- _Records supplied_:

----

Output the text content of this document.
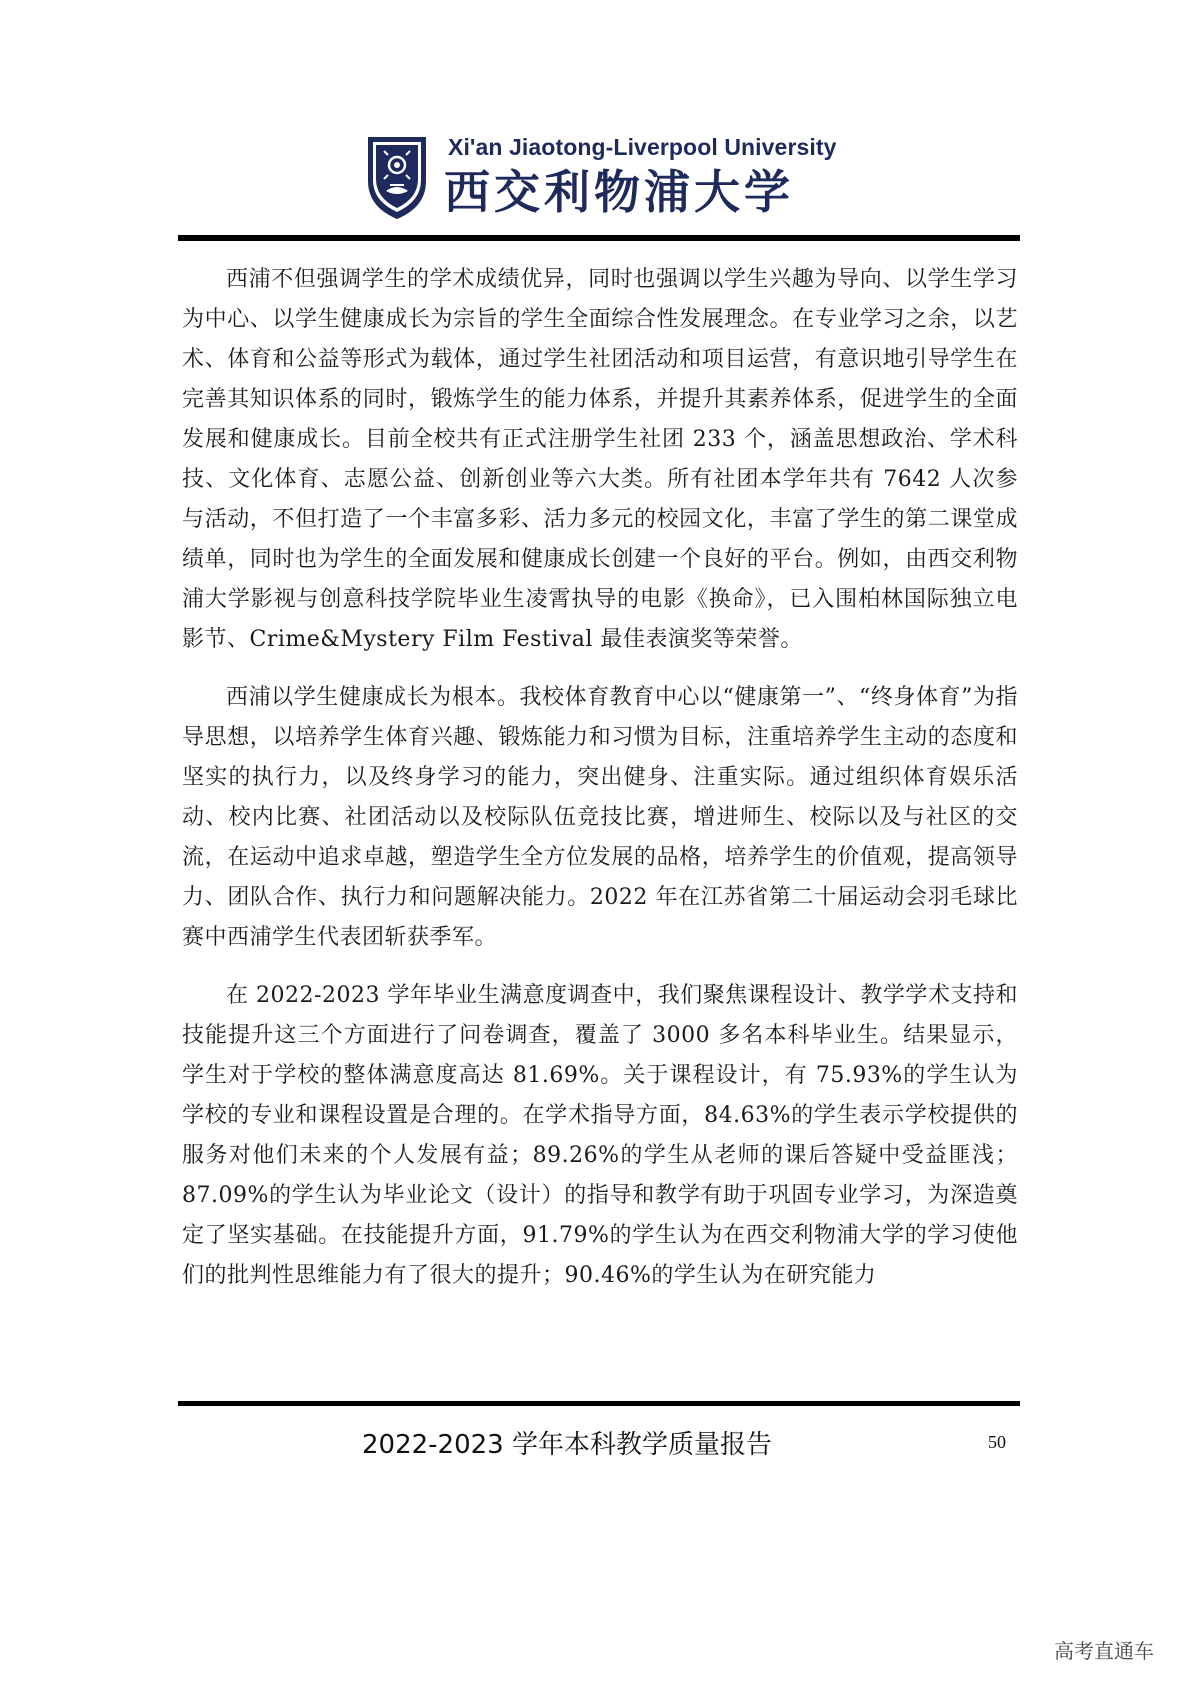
Xi'an Jiaotong-Liverpool University
西交利物浦大学

西浦不但强调学生的学术成绩优异，同时也强调以学生兴趣为导向、以学生学习为中心、以学生健康成长为宗旨的学生全面综合性发展理念。在专业学习之余，以艺术、体育和公益等形式为载体，通过学生社团活动和项目运营，有意识地引导学生在完善其知识体系的同时，锻炼学生的能力体系，并提升其素养体系，促进学生的全面发展和健康成长。目前全校共有正式注册学生社团 233 个，涵盖思想政治、学术科技、文化体育、志愿公益、创新创业等六大类。所有社团本学年共有 7642 人次参与活动，不但打造了一个丰富多彩、活力多元的校园文化，丰富了学生的第二课堂成绩单，同时也为学生的全面发展和健康成长创建一个良好的平台。例如，由西交利物浦大学影视与创意科技学院毕业生凌霄执导的电影《换命》，已入围柏林国际独立电影节、Crime&Mystery Film Festival 最佳表演奖等荣誉。

西浦以学生健康成长为根本。我校体育教育中心以“健康第一”、“终身体育”为指导思想，以培养学生体育兴趣、锻炼能力和习惯为目标，注重培养学生主动的态度和坚实的执行力，以及终身学习的能力，突出健身、注重实际。通过组织体育娱乐活动、校内比赛、社团活动以及校际队伍竞技比赛，增进师生、校际以及与社区的交流，在运动中追求卓越，塑造学生全方位发展的品格，培养学生的价值观，提高领导力、团队合作、执行力和问题解决能力。2022 年在江苏省第二十届运动会羽毛球比赛中西浦学生代表团斩获季军。

在 2022-2023 学年毕业生满意度调查中，我们聚焦课程设计、教学学术支持和技能提升这三个方面进行了问卷调查，覆盖了 3000 多名本科毕业生。结果显示，学生对于学校的整体满意度高达 81.69%。关于课程设计，有 75.93%的学生认为学校的专业和课程设置是合理的。在学术指导方面，84.63%的学生表示学校提供的服务对他们未来的个人发展有益；89.26%的学生从老师的课后答疑中受益匪浅；87.09%的学生认为毕业论文（设计）的指导和教学有助于巩固专业学习，为深造奠定了坚实基础。在技能提升方面，91.79%的学生认为在西交利物浦大学的学习使他们的批判性思维能力有了很大的提升；90.46%的学生认为在研究能力

2022-2023 学年本科教学质量报告	50
高考直通车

----

- _What this task involves_: An exact transcription of all the entries is required, without the pictures.

- _Reply_:
Output the text content of this document.
Xi'an Jiaotong-Liverpool University
西交利物浦大学

西浦不但强调学生的学术成绩优异，同时也强调以学生兴趣为导向、以学生学习为中心、以学生健康成长为宗旨的学生全面综合性发展理念。在专业学习之余，以艺术、体育和公益等形式为载体，通过学生社团活动和项目运营，有意识地引导学生在完善其知识体系的同时，锻炼学生的能力体系，并提升其素养体系，促进学生的全面发展和健康成长。目前全校共有正式注册学生社团 233 个，涵盖思想政治、学术科技、文化体育、志愿公益、创新创业等六大类。所有社团本学年共有 7642 人次参与活动，不但打造了一个丰富多彩、活力多元的校园文化，丰富了学生的第二课堂成绩单，同时也为学生的全面发展和健康成长创建一个良好的平台。例如，由西交利物浦大学影视与创意科技学院毕业生凌霄执导的电影《换命》，已入围柏林国际独立电影节、Crime&Mystery Film Festival 最佳表演奖等荣誉。

西浦以学生健康成长为根本。我校体育教育中心以“健康第一”、“终身体育”为指导思想，以培养学生体育兴趣、锻炼能力和习惯为目标，注重培养学生主动的态度和坚实的执行力，以及终身学习的能力，突出健身、注重实际。通过组织体育娱乐活动、校内比赛、社团活动以及校际队伍竞技比赛，增进师生、校际以及与社区的交流，在运动中追求卓越，塑造学生全方位发展的品格，培养学生的价值观，提高领导力、团队合作、执行力和问题解决能力。2022 年在江苏省第二十届运动会羽毛球比赛中西浦学生代表团斩获季军。

在 2022-2023 学年毕业生满意度调查中，我们聚焦课程设计、教学学术支持和技能提升这三个方面进行了问卷调查，覆盖了 3000 多名本科毕业生。结果显示，学生对于学校的整体满意度高达 81.69%。关于课程设计，有 75.93%的学生认为学校的专业和课程设置是合理的。在学术指导方面，84.63%的学生表示学校提供的服务对他们未来的个人发展有益；89.26%的学生从老师的课后答疑中受益匪浅；87.09%的学生认为毕业论文（设计）的指导和教学有助于巩固专业学习，为深造奠定了坚实基础。在技能提升方面，91.79%的学生认为在西交利物浦大学的学习使他们的批判性思维能力有了很大的提升；90.46%的学生认为在研究能力

2022-2023 学年本科教学质量报告	50
高考直通车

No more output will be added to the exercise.